-------- Text for analysis

But how many aporias, how much uncertainty, how much need to judge religious phenomena and books with flexibility did this inclination to balance faith with credibility engender in the Church leadership? These are the questions answered in the second part of the book, which reports some significant cases from the seventeenth century. In Chapter IV, distancing himself from Ethan Shagan's teleological view (The Birth of Modern Belief, 2018), Tutino analyzes the failed censorship of Thomas Campanella's Atheismus Triumphatus and Hugo Grotius's De veritate religionis Christianae to show that Church institutions were not at all rigid in judging works by controversial authors, who applied reason to ascertain which religion was to be believed. In Chapters V and VI, Tutino addresses the much-debated question of the early modern origins of unbelief and atheism and highlights the cautious attitude of the Roman congregations toward episodes such as that of Muzio Antonazzi, who was questioning the biblical accounts. In the wake of Alec Ryrie (Unbelievers: An Emotional History of Doubt, 2019), she analyses some cases of theological controversy, such as that of a minor author who had reaffirmed the thesis of the double truth regarding the immortality of the soul, ignoring the Lateran V decree against Averroist Aristotelianism; that of a spiritual director who did not consider it a sin to perform acts that the penitent did not consider a sin; and some episodes of unbelief, involving not too learned women and men who had often had a mobile existence and considered themselves sincere Catholics, even though they were troubled by radical scruples.

In Chapters VII and VIII, the book addresses the problem of controlling devotions and deals with cases of tearing images, miraculous statues of the baby Jesus, and alleged saints. How to ascertain the truth of extraordinary phenomena without fuelling scepticism toward divine prodigies? How to sanction the impostures of the laity and clergy without scandalizing the faithful? How to discern falsehood, credulity, and superstition? Above all, how to control the circulation of stories of saints who had performed alleged miracles in the global theater of missions, in a context that favored the circulation of unverifiable news such as those reported in the gazettes but also in the litterae annuae printed by the Jesuits? The stories of the biographers of the missionary “martyr” Marcello Mastrilli and the prophet Giulio Mancinelli (who forced the rules imposed by Urban VIII concerning the writing of the lives of non-canonized saints, thus prompting the Roman Congregations to reformulate them) are emblematic of the contradictions that ran through the Church's leadership—this, in an era of uncertainty in which the demand for evidence and the myriad taste for invention coexisted. All the more so because, for Tutino, a critic (like Brad Gregory) of the old paradigm of secularization and the Enlightenment vulgate, the travails that the institutions of Rome went through in the seventeenth century show that the black legend that relegated the Church to the margins of modernity, interpreting it as a monolith deaf to all doubts, must be abandoned, as the more recent historiography on Early Modern Catholicism, with which she engages in lively dialogue, strives to do.

Perhaps the text could have delved into the concept of fides along with that of credulitas with which it ended up being confused; and perhaps some of the cases reported are less significant than others in demonstrating the book's thesis. But it is an intriguing, well-written, and solid piece of research, useful even to those who would hesitate to share an overly benevolent judgement on the disciplinary and repressive institutions of the Tridentine Church.

----------------
-------- Extracted records

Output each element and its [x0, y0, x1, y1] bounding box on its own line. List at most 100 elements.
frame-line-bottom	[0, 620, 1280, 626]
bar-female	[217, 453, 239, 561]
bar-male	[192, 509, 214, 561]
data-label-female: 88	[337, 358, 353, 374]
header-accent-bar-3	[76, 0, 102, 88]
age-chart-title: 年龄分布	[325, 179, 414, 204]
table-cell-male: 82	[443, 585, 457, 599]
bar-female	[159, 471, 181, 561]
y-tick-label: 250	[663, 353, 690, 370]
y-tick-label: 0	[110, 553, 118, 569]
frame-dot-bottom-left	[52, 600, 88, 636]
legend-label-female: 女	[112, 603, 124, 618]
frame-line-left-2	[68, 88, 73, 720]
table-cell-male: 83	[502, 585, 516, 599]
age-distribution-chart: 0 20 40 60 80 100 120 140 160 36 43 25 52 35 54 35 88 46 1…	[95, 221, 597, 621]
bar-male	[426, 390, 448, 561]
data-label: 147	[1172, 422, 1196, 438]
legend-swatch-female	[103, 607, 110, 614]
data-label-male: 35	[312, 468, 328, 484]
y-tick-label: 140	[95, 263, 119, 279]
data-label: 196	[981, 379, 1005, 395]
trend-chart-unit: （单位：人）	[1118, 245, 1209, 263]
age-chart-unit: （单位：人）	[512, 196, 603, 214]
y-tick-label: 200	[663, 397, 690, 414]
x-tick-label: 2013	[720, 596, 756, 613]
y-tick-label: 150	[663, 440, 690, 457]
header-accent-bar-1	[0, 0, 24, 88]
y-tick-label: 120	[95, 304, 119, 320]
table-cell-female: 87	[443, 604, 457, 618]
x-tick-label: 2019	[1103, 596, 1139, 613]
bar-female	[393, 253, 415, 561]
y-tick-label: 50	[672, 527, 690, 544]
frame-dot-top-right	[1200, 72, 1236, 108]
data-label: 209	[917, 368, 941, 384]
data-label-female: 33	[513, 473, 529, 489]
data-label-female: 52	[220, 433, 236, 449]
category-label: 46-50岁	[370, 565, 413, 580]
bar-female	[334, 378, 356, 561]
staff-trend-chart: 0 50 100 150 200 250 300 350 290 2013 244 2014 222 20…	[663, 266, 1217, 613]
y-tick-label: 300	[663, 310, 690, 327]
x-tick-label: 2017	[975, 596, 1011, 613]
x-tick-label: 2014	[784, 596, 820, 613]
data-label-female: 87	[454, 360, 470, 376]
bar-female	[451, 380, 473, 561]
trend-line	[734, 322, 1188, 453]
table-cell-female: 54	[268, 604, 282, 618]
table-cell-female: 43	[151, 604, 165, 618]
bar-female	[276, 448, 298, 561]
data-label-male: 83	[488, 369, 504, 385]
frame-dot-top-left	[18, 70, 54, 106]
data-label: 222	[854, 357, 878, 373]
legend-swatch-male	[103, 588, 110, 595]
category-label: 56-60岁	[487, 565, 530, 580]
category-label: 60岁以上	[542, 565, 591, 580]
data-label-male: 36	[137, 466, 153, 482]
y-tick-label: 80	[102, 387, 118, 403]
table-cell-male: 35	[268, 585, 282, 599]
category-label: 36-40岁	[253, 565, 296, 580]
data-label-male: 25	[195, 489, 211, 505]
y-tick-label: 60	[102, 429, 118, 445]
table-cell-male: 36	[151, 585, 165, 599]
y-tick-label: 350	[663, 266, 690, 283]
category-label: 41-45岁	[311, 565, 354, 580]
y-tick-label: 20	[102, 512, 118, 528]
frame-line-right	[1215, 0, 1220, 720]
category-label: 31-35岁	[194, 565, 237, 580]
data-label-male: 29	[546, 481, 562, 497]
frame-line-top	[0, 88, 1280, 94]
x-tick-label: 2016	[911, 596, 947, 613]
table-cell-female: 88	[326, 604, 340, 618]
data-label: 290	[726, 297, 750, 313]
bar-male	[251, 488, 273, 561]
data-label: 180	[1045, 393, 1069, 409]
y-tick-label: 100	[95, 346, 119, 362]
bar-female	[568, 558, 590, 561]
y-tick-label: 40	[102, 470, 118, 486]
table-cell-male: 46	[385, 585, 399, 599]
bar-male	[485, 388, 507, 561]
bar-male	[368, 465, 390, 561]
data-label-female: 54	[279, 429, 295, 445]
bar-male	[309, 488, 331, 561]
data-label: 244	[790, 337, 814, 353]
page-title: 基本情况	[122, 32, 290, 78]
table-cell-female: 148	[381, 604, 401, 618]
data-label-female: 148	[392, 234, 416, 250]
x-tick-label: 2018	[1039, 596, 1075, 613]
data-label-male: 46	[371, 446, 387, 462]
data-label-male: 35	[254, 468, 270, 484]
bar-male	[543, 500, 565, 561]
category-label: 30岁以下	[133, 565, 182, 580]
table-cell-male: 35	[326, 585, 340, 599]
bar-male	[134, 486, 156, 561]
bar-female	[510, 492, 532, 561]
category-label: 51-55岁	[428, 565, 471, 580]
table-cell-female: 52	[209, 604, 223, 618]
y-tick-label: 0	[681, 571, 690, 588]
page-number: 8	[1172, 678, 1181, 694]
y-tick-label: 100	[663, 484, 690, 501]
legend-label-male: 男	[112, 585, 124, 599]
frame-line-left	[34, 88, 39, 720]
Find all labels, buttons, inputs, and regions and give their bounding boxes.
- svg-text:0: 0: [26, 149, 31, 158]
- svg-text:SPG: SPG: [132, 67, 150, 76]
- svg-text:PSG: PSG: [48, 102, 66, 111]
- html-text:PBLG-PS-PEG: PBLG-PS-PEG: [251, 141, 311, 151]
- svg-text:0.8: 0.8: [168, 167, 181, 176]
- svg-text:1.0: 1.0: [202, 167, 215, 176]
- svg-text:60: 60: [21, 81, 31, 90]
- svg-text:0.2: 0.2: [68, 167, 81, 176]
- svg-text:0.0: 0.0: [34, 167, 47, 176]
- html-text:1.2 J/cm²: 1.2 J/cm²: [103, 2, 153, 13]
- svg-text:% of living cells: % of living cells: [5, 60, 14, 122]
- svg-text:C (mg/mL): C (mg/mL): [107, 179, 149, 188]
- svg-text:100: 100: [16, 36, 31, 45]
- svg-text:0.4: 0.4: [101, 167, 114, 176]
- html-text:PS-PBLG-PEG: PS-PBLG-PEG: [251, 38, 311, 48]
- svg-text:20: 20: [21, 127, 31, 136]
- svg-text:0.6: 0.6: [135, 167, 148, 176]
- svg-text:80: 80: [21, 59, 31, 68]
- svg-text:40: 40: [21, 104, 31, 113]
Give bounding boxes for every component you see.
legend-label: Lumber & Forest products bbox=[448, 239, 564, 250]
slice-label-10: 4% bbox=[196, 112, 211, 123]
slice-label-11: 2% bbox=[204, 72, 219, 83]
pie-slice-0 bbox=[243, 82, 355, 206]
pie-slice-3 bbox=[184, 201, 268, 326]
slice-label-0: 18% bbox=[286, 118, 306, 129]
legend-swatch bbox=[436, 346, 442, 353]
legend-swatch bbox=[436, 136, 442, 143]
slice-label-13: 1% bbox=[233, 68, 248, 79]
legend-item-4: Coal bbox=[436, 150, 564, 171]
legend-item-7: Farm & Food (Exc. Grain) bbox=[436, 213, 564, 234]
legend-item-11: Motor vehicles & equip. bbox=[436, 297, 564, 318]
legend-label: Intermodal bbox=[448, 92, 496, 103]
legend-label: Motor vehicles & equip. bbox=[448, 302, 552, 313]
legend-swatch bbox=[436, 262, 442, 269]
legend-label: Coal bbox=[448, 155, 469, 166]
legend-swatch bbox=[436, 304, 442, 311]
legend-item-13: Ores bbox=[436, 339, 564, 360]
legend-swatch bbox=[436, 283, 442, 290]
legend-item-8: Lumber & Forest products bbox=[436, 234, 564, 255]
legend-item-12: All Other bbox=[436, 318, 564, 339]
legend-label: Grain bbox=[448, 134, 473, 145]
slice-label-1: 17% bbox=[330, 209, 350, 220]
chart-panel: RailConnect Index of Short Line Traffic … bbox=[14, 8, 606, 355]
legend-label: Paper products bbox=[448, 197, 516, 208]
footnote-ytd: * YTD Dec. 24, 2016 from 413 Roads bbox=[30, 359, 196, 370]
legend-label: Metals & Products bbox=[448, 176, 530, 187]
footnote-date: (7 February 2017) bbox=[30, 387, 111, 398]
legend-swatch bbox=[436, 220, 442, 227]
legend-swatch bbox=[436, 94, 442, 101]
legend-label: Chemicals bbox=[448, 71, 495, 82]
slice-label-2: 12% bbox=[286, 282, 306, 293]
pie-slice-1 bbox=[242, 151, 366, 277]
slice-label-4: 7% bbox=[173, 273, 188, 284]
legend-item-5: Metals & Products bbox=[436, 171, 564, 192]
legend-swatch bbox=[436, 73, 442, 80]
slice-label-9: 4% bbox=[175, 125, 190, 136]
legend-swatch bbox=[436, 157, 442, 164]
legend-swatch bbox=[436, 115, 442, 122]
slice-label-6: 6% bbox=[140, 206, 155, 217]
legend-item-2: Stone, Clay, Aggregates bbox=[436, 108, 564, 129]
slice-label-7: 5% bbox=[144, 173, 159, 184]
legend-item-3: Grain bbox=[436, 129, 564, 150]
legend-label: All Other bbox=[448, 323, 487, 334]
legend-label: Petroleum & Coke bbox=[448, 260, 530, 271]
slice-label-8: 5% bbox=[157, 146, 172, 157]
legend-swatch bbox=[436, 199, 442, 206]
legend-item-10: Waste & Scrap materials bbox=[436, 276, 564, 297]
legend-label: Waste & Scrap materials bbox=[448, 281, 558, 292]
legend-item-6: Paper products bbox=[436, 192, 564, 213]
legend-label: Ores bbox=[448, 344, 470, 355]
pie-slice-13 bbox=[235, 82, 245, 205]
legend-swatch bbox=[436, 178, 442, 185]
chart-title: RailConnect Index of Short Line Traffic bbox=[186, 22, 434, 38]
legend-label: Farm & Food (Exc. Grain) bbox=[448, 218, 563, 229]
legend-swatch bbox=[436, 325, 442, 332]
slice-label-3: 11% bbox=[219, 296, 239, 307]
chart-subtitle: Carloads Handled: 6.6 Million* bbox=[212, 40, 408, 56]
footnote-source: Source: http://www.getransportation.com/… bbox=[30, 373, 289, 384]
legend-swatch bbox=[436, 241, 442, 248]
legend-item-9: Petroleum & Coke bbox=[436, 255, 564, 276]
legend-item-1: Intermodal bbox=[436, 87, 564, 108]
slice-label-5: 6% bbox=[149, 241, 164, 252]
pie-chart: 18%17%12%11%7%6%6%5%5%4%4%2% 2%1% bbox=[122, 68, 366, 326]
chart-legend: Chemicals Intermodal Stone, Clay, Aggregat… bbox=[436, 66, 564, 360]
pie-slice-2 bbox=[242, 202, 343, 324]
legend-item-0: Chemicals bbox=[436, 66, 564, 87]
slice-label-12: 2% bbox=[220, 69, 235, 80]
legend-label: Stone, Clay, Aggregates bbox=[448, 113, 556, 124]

----------------

▶ _Task_
Write out, word for word, the passage of the book review above that opens with the words containing "Perhaps the text" and closes with "the Tridentine Church.".

▶ _Your solution_
Perhaps the text could have delved into the concept of fides along with that of credulitas with which it ended up being confused; and perhaps some of the cases reported are less significant than others in demonstrating the book's thesis. But it is an intriguing, well-written, and solid piece of research, useful even to those who would hesitate to share an overly benevolent judgement on the disciplinary and repressive institutions of the Tridentine Church.